┌─ INPUT ROWS

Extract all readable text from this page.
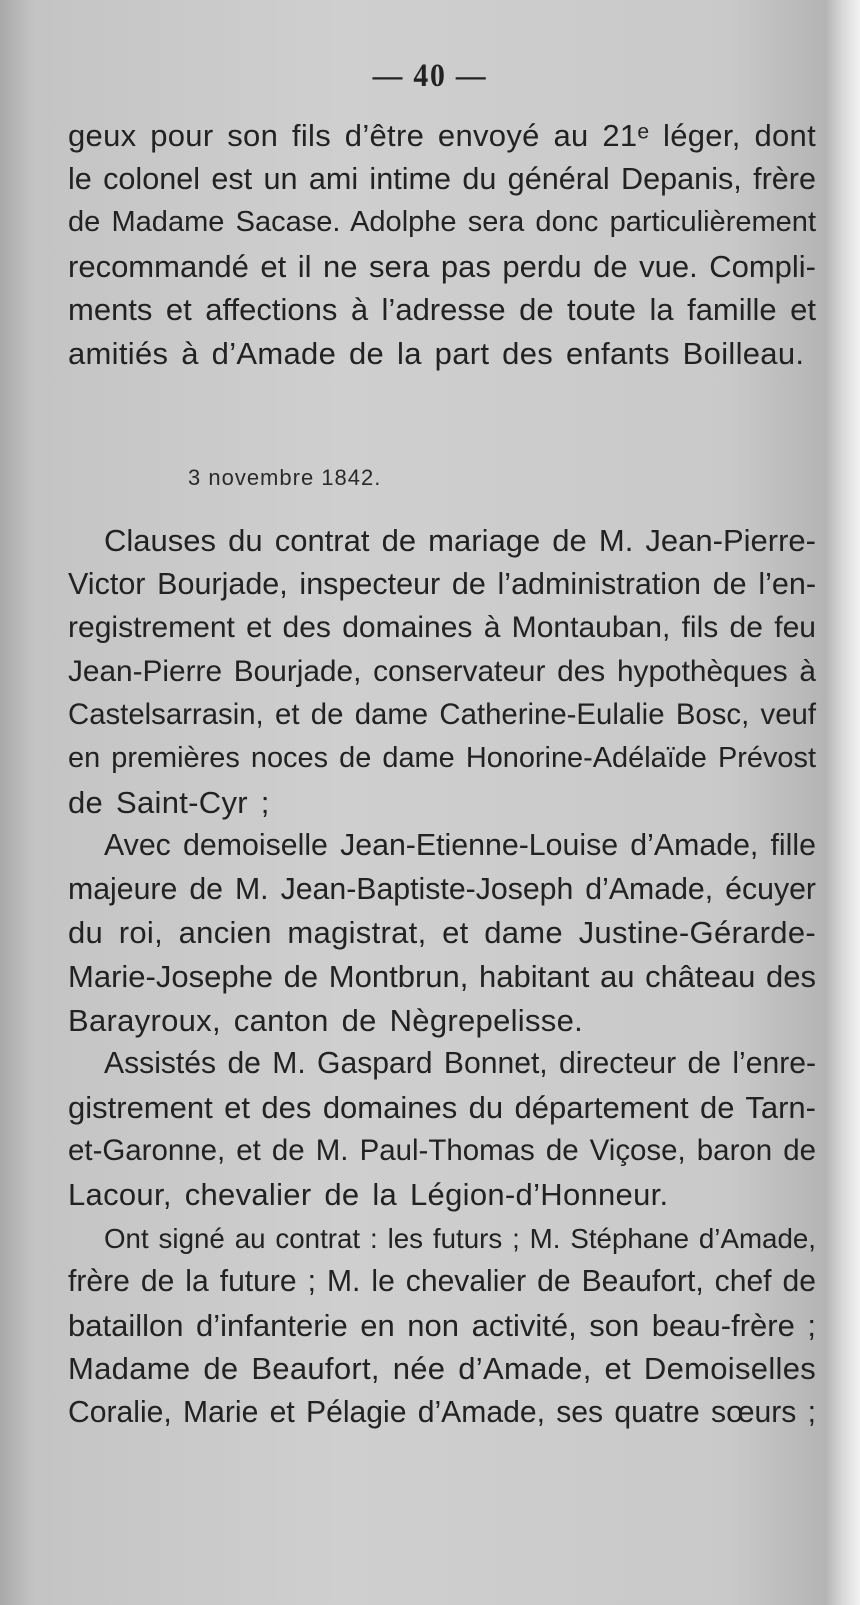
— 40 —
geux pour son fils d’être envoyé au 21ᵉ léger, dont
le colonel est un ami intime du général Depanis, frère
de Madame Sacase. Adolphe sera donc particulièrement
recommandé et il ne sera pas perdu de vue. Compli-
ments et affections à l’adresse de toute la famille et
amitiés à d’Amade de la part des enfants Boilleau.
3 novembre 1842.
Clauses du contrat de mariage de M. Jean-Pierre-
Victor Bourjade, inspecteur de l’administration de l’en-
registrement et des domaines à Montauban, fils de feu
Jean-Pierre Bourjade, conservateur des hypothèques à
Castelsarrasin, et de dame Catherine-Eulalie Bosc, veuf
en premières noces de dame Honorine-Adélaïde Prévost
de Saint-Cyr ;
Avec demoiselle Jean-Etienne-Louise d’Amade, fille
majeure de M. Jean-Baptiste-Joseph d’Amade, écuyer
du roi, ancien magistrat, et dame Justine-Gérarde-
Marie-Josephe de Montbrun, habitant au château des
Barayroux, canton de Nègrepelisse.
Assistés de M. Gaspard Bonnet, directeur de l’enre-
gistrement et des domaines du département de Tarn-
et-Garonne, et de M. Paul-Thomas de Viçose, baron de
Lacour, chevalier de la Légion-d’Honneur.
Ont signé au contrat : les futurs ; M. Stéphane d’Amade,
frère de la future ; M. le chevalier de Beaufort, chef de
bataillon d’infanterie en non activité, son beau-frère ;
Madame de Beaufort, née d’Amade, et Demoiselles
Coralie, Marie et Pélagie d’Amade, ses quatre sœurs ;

└─

§ **PROBLEM STATEMENT**: Show the lines that mention the word "frère".

§ **ANSWER TO THIS TASK**:
le colonel est un ami intime du général Depanis, frère
frère de la future ; M. le chevalier de Beaufort, chef de
bataillon d’infanterie en non activité, son beau-frère ;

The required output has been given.